(Data records)
* Begin *

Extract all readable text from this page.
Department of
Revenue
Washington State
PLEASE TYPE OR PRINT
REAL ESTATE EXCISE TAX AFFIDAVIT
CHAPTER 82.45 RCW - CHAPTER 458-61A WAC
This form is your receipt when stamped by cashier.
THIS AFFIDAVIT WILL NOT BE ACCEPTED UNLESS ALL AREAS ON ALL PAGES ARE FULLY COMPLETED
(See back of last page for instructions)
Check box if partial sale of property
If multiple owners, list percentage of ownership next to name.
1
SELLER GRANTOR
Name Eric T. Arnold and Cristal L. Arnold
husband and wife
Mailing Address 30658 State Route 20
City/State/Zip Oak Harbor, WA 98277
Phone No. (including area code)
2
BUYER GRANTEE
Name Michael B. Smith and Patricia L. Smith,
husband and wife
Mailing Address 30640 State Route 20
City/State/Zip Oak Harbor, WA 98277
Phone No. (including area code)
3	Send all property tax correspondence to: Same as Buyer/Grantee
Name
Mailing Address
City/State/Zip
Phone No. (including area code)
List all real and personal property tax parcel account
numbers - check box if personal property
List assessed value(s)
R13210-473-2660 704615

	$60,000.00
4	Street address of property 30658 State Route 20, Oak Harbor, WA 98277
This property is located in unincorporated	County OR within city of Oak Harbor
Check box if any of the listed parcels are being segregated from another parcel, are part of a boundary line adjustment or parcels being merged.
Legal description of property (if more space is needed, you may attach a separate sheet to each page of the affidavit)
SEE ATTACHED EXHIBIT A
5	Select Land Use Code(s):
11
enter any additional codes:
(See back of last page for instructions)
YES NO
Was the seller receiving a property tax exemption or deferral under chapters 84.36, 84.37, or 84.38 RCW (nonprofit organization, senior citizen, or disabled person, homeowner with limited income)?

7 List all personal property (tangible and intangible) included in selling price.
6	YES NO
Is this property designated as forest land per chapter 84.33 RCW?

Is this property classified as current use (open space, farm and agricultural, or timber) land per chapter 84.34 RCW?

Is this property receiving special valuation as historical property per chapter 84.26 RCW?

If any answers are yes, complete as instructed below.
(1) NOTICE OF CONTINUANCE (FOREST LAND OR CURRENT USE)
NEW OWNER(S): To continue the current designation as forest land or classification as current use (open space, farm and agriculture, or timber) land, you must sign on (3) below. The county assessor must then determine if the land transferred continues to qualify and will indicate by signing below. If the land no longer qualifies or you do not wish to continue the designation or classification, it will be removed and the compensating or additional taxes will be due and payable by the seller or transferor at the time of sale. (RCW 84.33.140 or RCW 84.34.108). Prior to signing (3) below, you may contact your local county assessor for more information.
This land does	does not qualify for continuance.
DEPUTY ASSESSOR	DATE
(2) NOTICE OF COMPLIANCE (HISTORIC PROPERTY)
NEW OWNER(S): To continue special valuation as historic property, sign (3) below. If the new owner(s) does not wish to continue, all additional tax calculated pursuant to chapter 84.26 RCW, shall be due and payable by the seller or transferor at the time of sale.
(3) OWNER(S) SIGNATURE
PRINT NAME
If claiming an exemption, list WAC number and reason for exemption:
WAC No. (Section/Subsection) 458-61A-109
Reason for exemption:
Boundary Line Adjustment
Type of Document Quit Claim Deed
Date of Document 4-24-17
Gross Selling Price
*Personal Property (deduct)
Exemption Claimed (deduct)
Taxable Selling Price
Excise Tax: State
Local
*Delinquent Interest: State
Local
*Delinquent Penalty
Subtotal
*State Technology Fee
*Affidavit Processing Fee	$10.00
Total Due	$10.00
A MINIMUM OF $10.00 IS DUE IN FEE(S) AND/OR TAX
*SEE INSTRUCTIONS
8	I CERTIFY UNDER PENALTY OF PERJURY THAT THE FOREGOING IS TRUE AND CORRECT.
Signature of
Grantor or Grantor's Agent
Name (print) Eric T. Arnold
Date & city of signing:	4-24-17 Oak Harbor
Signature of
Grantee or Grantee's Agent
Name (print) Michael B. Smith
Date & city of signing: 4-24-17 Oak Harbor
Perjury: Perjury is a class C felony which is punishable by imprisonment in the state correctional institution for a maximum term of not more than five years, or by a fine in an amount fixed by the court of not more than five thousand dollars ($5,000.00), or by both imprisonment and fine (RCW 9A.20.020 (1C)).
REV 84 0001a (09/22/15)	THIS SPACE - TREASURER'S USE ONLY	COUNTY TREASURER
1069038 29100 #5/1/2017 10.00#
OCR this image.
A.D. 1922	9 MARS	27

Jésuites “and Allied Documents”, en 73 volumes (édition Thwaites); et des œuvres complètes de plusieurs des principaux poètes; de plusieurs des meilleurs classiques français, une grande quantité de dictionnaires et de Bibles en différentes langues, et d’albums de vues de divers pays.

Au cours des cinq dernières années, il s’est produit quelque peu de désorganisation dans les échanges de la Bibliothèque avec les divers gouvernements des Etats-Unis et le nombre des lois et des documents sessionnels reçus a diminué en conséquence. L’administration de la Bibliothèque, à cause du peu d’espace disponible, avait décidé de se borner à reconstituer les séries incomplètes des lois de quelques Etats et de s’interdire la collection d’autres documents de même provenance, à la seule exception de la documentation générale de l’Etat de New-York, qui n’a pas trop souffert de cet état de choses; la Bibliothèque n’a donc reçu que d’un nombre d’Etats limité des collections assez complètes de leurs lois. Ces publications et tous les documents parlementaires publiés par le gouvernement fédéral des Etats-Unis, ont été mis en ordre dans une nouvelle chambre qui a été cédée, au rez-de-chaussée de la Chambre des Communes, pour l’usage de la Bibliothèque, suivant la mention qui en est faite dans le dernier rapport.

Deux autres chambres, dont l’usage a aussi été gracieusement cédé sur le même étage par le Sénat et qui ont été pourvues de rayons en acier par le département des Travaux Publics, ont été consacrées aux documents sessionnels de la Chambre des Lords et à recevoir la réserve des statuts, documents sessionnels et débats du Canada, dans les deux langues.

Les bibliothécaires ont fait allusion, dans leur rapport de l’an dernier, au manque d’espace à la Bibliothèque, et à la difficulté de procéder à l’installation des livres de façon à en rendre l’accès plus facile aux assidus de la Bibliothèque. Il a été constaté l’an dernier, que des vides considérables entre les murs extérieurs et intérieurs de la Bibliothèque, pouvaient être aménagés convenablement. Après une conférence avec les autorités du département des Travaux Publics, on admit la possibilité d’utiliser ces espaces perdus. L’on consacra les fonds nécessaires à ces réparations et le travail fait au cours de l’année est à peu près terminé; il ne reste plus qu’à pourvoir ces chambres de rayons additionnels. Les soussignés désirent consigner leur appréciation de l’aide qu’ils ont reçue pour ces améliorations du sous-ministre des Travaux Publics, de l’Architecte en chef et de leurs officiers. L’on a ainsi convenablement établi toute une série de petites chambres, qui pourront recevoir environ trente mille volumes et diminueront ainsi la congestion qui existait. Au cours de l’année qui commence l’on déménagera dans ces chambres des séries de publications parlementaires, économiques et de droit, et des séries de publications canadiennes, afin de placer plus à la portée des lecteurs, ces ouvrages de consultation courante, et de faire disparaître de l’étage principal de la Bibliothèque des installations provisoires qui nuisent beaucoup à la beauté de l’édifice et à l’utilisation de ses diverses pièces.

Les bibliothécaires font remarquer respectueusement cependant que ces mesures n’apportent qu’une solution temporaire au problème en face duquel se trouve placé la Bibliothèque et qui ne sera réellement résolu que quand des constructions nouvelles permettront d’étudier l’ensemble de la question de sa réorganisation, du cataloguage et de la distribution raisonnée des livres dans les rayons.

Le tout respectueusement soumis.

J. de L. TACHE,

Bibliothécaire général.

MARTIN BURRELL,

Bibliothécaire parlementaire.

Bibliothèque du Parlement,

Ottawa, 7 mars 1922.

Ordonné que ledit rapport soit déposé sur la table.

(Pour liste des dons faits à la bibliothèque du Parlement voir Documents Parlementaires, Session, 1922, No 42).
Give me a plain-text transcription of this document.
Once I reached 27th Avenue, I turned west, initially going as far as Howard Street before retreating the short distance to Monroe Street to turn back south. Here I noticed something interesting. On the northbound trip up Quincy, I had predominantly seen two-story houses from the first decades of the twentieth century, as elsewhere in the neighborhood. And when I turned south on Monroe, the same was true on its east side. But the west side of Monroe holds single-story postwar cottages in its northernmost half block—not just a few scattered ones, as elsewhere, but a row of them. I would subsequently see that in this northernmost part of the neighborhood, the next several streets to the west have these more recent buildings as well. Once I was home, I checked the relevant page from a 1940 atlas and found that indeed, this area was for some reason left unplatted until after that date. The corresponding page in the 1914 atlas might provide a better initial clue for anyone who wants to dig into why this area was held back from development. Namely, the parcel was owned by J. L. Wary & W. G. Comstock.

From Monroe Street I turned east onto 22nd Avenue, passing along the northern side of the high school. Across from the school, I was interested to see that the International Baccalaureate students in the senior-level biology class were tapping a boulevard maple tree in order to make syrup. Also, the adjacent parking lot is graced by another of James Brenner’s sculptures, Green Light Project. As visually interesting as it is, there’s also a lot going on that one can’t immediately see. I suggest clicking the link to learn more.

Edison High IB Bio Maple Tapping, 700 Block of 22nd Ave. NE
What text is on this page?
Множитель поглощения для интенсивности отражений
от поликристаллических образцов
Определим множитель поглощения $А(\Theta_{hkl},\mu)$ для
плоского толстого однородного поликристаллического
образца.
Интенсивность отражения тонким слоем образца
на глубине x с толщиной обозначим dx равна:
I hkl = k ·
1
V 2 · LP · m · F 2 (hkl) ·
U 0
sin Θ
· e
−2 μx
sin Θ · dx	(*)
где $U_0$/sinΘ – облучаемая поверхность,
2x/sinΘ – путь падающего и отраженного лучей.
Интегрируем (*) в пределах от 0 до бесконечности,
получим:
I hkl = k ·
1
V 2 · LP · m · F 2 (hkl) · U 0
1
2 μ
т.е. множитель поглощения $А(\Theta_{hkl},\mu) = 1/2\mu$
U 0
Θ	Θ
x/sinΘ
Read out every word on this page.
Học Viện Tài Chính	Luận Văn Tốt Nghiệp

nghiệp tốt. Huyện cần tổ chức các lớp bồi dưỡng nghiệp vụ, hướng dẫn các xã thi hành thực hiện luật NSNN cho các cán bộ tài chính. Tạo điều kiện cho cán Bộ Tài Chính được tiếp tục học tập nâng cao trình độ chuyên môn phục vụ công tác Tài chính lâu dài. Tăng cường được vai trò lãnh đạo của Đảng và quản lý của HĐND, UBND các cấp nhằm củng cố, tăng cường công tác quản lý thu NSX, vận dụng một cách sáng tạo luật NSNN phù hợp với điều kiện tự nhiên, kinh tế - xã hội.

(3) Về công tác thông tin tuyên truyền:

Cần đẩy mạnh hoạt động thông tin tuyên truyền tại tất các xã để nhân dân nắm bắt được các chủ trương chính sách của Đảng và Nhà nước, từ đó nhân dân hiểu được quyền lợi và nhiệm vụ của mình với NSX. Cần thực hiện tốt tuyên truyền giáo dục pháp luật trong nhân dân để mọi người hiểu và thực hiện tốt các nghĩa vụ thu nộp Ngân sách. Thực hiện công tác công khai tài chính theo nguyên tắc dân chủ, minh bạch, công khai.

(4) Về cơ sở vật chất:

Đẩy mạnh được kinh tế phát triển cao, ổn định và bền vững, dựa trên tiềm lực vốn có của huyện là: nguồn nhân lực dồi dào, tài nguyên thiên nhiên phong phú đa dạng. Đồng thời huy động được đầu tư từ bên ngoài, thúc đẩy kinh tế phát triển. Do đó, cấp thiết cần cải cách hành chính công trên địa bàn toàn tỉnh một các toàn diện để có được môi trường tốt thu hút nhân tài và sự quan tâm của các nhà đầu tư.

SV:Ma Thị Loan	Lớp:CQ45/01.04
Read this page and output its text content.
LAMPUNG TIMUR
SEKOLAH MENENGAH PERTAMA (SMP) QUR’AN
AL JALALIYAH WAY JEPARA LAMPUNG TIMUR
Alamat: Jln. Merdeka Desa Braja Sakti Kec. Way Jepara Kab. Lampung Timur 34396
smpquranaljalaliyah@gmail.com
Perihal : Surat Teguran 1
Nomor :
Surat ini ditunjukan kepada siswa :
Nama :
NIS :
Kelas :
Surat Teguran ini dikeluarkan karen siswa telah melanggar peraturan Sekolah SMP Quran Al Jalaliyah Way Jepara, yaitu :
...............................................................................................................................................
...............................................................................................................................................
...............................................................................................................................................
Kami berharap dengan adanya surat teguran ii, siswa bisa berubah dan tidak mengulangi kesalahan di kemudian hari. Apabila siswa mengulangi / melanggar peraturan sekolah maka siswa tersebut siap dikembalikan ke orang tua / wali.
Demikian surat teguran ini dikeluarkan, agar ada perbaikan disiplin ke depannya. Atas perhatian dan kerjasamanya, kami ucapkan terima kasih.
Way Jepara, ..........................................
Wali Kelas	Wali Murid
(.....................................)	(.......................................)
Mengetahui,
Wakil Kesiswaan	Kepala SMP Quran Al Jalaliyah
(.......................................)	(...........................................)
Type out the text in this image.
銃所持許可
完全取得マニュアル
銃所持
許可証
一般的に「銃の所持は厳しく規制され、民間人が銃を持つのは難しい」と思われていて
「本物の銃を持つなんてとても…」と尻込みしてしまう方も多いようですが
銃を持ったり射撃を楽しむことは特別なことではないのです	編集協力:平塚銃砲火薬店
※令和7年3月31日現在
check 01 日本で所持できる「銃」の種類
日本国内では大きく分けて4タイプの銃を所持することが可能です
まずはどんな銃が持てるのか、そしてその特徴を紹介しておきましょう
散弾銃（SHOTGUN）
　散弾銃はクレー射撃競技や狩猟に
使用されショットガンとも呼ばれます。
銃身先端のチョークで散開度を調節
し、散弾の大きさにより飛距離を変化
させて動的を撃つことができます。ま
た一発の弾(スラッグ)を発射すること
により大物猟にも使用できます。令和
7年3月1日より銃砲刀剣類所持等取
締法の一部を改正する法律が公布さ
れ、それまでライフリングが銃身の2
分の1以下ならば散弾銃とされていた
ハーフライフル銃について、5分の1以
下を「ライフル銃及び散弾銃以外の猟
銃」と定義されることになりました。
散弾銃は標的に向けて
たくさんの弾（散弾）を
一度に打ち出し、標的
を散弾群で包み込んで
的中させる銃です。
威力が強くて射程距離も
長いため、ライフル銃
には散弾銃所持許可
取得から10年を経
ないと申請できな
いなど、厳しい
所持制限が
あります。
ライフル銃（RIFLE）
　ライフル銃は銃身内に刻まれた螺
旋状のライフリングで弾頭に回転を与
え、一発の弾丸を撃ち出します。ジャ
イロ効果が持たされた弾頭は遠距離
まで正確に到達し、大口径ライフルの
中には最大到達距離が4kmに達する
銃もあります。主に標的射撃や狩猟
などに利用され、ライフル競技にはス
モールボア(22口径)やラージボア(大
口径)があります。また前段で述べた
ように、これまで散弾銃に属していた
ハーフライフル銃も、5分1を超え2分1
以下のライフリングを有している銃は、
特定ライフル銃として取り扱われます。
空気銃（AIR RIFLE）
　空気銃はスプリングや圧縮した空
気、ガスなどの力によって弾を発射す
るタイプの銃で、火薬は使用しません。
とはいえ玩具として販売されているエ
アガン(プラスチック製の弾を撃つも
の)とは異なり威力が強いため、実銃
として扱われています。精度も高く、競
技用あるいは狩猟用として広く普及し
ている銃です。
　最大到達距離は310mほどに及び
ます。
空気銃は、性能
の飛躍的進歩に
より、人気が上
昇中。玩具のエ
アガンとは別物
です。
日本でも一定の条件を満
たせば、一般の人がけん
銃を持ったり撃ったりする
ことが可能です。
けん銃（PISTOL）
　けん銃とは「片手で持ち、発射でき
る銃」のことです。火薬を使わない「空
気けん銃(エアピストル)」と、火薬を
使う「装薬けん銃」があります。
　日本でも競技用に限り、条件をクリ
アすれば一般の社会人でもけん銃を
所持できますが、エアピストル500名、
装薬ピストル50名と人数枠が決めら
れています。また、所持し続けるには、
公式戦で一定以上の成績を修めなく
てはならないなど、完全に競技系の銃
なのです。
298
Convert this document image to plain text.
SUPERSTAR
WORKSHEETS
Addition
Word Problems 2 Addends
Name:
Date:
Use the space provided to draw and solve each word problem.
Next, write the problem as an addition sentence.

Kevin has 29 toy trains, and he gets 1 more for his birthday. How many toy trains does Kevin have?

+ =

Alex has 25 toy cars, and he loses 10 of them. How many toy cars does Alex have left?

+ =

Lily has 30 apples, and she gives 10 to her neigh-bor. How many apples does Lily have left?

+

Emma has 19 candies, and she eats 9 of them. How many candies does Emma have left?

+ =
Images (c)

* End *

* Stated exercise
Copy every line in the listing above where the string "plain" turns up.

* Solution below
Give me a plain-text transcription of this document.
Convert this document image to plain text.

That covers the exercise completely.